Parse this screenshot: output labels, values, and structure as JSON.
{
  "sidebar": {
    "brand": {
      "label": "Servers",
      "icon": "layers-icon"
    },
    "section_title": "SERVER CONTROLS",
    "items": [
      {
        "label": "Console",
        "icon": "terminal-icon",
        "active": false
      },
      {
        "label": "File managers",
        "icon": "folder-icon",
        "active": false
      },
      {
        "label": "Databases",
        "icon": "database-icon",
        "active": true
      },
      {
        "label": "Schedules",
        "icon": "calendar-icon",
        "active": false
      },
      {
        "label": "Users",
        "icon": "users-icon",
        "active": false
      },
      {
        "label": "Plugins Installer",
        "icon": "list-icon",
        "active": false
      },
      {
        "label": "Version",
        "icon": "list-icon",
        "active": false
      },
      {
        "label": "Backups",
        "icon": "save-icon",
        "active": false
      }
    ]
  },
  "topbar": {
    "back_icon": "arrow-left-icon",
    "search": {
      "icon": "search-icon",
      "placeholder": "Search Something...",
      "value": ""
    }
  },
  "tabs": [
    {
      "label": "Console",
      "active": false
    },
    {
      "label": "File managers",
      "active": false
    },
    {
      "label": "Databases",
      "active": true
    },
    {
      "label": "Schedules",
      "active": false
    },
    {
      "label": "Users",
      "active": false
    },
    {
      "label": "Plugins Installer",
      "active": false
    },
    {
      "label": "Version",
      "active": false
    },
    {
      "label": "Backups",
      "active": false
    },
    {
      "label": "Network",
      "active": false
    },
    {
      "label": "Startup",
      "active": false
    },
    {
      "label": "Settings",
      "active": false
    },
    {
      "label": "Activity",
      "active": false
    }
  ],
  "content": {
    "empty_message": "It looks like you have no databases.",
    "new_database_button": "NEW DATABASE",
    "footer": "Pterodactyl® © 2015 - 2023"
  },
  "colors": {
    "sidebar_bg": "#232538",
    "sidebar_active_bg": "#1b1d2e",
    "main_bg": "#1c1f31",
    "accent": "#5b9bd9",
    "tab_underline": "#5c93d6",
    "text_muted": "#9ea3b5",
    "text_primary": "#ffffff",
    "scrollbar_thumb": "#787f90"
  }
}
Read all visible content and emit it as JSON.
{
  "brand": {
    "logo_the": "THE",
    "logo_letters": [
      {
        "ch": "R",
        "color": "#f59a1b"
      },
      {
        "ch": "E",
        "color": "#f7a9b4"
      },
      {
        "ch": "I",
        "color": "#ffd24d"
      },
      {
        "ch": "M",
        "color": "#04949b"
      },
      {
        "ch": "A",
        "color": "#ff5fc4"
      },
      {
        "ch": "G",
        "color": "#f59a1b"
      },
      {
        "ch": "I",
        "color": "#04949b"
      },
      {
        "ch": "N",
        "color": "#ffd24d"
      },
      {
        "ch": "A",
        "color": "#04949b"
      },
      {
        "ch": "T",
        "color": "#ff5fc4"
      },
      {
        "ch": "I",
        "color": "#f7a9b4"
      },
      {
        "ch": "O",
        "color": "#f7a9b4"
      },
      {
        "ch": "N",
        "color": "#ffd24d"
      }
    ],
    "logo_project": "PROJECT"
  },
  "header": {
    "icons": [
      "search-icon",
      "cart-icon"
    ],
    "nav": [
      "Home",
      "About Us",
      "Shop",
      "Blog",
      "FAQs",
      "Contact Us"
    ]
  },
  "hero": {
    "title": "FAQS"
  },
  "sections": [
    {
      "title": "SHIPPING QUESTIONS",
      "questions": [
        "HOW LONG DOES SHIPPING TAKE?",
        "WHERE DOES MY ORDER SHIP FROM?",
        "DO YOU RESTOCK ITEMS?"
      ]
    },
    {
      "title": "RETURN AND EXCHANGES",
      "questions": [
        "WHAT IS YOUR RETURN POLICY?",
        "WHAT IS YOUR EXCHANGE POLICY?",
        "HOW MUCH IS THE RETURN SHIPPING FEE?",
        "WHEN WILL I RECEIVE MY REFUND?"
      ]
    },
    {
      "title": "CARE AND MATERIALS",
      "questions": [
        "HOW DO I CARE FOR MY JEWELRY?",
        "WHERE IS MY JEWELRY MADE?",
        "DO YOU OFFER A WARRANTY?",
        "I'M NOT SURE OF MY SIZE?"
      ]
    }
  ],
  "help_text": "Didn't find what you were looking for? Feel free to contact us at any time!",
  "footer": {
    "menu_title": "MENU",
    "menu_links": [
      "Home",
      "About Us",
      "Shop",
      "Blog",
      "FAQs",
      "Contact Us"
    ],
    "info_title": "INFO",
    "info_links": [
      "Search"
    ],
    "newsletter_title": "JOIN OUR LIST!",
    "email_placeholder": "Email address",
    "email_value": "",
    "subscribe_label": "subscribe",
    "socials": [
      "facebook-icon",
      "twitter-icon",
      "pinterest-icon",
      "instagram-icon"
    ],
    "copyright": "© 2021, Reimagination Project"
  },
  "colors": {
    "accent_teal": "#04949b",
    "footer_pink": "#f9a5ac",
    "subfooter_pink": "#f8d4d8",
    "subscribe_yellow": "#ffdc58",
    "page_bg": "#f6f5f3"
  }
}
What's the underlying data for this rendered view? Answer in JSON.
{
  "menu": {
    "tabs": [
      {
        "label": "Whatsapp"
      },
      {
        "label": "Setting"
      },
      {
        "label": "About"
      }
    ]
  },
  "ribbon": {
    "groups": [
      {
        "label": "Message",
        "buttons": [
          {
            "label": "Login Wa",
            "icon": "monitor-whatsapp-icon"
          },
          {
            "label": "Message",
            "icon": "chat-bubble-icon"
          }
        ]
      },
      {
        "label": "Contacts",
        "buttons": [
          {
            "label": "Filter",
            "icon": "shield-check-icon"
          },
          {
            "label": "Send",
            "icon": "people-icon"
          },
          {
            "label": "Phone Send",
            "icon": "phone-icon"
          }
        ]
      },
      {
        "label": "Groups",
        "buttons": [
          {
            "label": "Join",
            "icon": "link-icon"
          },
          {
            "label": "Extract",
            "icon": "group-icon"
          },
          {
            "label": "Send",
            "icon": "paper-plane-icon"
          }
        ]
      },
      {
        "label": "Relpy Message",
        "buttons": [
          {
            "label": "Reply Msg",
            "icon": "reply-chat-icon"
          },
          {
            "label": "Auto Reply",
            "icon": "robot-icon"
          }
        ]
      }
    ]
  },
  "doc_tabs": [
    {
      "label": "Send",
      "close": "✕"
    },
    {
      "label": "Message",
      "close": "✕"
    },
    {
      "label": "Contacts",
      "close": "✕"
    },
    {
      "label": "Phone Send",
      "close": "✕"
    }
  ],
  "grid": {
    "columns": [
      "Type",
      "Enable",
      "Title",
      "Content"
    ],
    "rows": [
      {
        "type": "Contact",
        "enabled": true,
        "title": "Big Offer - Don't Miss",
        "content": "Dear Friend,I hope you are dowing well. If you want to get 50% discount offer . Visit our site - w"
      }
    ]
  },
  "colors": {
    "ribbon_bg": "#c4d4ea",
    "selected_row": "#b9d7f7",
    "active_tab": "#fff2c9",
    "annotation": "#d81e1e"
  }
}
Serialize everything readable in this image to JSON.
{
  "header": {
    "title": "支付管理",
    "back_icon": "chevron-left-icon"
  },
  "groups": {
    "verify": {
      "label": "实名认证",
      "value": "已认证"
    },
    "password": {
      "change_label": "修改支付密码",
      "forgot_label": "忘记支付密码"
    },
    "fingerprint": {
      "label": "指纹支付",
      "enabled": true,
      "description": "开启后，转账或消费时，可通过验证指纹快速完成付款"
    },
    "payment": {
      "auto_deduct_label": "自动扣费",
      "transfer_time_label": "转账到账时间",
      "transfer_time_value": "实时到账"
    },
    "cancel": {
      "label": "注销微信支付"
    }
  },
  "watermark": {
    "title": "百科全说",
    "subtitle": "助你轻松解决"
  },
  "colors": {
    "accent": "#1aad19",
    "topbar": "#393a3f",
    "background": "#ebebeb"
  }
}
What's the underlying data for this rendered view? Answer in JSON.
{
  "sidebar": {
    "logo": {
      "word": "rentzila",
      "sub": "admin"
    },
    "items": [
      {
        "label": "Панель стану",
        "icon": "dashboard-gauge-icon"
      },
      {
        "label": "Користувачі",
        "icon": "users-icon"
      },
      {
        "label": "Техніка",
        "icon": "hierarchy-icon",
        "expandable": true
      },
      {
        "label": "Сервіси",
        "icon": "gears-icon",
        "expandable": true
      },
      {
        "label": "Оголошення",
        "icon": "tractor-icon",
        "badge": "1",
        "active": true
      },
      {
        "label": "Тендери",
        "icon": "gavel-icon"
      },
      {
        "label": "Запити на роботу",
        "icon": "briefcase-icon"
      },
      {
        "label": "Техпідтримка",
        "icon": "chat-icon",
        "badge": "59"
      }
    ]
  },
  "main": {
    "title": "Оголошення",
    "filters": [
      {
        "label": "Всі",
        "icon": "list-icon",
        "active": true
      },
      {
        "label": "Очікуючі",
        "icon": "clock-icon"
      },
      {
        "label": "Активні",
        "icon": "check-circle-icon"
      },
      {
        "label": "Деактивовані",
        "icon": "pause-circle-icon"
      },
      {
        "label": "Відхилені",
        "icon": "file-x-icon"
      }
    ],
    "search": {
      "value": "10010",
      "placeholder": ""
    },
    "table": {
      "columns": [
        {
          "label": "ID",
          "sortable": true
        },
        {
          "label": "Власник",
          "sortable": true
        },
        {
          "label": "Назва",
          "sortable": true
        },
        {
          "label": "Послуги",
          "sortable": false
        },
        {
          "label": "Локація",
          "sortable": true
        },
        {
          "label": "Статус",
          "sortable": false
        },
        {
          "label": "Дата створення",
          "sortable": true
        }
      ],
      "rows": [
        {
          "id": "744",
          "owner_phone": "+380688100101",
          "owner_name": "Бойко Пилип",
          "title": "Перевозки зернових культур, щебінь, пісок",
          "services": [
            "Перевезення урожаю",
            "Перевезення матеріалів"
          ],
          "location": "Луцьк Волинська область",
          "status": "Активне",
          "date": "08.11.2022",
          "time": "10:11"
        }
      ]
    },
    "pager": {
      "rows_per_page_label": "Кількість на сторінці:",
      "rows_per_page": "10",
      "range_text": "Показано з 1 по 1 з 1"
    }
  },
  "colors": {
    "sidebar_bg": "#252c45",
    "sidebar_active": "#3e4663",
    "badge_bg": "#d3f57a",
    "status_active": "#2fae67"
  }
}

= = = = = = =

### [WORK REQUIRED]
Copy out every line from the material above in which the word "POLICY" appears.

### [THE ANSWER]
        "WHAT IS YOUR RETURN POLICY?",
        "WHAT IS YOUR EXCHANGE POLICY?",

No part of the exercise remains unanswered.